== PROVIDED INFORMATION
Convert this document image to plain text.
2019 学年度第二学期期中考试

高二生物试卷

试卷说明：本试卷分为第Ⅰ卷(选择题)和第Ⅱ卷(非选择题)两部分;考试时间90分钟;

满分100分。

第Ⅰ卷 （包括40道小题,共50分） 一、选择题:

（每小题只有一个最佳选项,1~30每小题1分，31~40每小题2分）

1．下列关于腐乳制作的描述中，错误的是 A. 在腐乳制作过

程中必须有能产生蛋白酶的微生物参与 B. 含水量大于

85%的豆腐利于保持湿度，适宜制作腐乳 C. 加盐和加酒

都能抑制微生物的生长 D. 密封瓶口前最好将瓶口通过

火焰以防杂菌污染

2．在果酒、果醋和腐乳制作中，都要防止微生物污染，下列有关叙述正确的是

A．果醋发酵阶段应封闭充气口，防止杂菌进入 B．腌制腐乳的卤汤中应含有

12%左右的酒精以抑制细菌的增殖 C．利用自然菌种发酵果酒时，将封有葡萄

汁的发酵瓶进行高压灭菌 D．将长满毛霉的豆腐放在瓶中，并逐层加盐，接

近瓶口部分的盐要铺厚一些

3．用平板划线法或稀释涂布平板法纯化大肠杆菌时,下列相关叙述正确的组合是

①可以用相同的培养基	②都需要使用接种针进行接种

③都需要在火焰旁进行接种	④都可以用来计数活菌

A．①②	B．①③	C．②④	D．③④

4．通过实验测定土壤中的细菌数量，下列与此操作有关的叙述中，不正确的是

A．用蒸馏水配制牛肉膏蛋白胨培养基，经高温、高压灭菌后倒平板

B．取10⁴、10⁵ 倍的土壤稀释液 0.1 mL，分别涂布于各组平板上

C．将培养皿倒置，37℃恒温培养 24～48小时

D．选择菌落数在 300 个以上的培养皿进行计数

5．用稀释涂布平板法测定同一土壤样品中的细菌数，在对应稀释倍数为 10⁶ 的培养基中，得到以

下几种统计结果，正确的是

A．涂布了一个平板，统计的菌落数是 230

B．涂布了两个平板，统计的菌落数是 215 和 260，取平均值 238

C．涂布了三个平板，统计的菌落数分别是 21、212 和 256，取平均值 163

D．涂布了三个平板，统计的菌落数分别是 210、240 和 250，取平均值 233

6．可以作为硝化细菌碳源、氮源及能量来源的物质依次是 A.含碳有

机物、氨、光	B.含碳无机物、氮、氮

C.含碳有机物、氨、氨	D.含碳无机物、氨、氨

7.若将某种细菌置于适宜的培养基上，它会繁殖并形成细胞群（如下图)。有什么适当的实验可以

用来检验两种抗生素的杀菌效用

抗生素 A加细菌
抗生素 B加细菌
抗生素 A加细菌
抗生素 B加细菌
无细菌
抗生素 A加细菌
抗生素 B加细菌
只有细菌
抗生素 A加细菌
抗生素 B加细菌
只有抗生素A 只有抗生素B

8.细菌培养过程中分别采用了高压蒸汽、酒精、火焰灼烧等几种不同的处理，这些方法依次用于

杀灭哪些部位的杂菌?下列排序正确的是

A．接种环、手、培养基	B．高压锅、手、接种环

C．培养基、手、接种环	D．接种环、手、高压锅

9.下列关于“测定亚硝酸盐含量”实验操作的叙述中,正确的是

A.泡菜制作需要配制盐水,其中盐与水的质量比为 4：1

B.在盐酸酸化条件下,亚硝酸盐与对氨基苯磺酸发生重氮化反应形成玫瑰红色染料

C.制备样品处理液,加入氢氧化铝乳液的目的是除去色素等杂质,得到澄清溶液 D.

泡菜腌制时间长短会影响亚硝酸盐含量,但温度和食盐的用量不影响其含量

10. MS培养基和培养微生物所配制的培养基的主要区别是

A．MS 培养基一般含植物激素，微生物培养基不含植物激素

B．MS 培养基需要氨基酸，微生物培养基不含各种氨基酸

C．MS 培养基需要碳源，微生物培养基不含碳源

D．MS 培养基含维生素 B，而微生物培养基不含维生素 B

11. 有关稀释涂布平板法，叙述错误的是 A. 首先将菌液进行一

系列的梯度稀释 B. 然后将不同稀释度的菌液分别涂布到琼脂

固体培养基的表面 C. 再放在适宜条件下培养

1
====
■ **REQUIREMENT**
Output all of the material exactly as written.

■ **ANSWER**
Convert this document image to plain text.
2019 学年度第二学期期中考试

高二生物试卷

试卷说明：本试卷分为第Ⅰ卷(选择题)和第Ⅱ卷(非选择题)两部分;考试时间90分钟;

满分100分。

第Ⅰ卷 （包括40道小题,共50分） 一、选择题:

（每小题只有一个最佳选项,1~30每小题1分，31~40每小题2分）

1．下列关于腐乳制作的描述中，错误的是 A. 在腐乳制作过

程中必须有能产生蛋白酶的微生物参与 B. 含水量大于

85%的豆腐利于保持湿度，适宜制作腐乳 C. 加盐和加酒

都能抑制微生物的生长 D. 密封瓶口前最好将瓶口通过

火焰以防杂菌污染

2．在果酒、果醋和腐乳制作中，都要防止微生物污染，下列有关叙述正确的是

A．果醋发酵阶段应封闭充气口，防止杂菌进入 B．腌制腐乳的卤汤中应含有

12%左右的酒精以抑制细菌的增殖 C．利用自然菌种发酵果酒时，将封有葡萄

汁的发酵瓶进行高压灭菌 D．将长满毛霉的豆腐放在瓶中，并逐层加盐，接

近瓶口部分的盐要铺厚一些

3．用平板划线法或稀释涂布平板法纯化大肠杆菌时,下列相关叙述正确的组合是

①可以用相同的培养基	②都需要使用接种针进行接种

③都需要在火焰旁进行接种	④都可以用来计数活菌

A．①②	B．①③	C．②④	D．③④

4．通过实验测定土壤中的细菌数量，下列与此操作有关的叙述中，不正确的是

A．用蒸馏水配制牛肉膏蛋白胨培养基，经高温、高压灭菌后倒平板

B．取10⁴、10⁵ 倍的土壤稀释液 0.1 mL，分别涂布于各组平板上

C．将培养皿倒置，37℃恒温培养 24～48小时

D．选择菌落数在 300 个以上的培养皿进行计数

5．用稀释涂布平板法测定同一土壤样品中的细菌数，在对应稀释倍数为 10⁶ 的培养基中，得到以

下几种统计结果，正确的是

A．涂布了一个平板，统计的菌落数是 230

B．涂布了两个平板，统计的菌落数是 215 和 260，取平均值 238

C．涂布了三个平板，统计的菌落数分别是 21、212 和 256，取平均值 163

D．涂布了三个平板，统计的菌落数分别是 210、240 和 250，取平均值 233

6．可以作为硝化细菌碳源、氮源及能量来源的物质依次是 A.含碳有

机物、氨、光	B.含碳无机物、氮、氮

C.含碳有机物、氨、氨	D.含碳无机物、氨、氨

7.若将某种细菌置于适宜的培养基上，它会繁殖并形成细胞群（如下图)。有什么适当的实验可以

用来检验两种抗生素的杀菌效用

抗生素 A加细菌
抗生素 B加细菌
抗生素 A加细菌
抗生素 B加细菌
无细菌
抗生素 A加细菌
抗生素 B加细菌
只有细菌
抗生素 A加细菌
抗生素 B加细菌
只有抗生素A 只有抗生素B

8.细菌培养过程中分别采用了高压蒸汽、酒精、火焰灼烧等几种不同的处理，这些方法依次用于

杀灭哪些部位的杂菌?下列排序正确的是

A．接种环、手、培养基	B．高压锅、手、接种环

C．培养基、手、接种环	D．接种环、手、高压锅

9.下列关于“测定亚硝酸盐含量”实验操作的叙述中,正确的是

A.泡菜制作需要配制盐水,其中盐与水的质量比为 4：1

B.在盐酸酸化条件下,亚硝酸盐与对氨基苯磺酸发生重氮化反应形成玫瑰红色染料

C.制备样品处理液,加入氢氧化铝乳液的目的是除去色素等杂质,得到澄清溶液 D.

泡菜腌制时间长短会影响亚硝酸盐含量,但温度和食盐的用量不影响其含量

10. MS培养基和培养微生物所配制的培养基的主要区别是

A．MS 培养基一般含植物激素，微生物培养基不含植物激素

B．MS 培养基需要氨基酸，微生物培养基不含各种氨基酸

C．MS 培养基需要碳源，微生物培养基不含碳源

D．MS 培养基含维生素 B，而微生物培养基不含维生素 B

11. 有关稀释涂布平板法，叙述错误的是 A. 首先将菌液进行一

系列的梯度稀释 B. 然后将不同稀释度的菌液分别涂布到琼脂

固体培养基的表面 C. 再放在适宜条件下培养

1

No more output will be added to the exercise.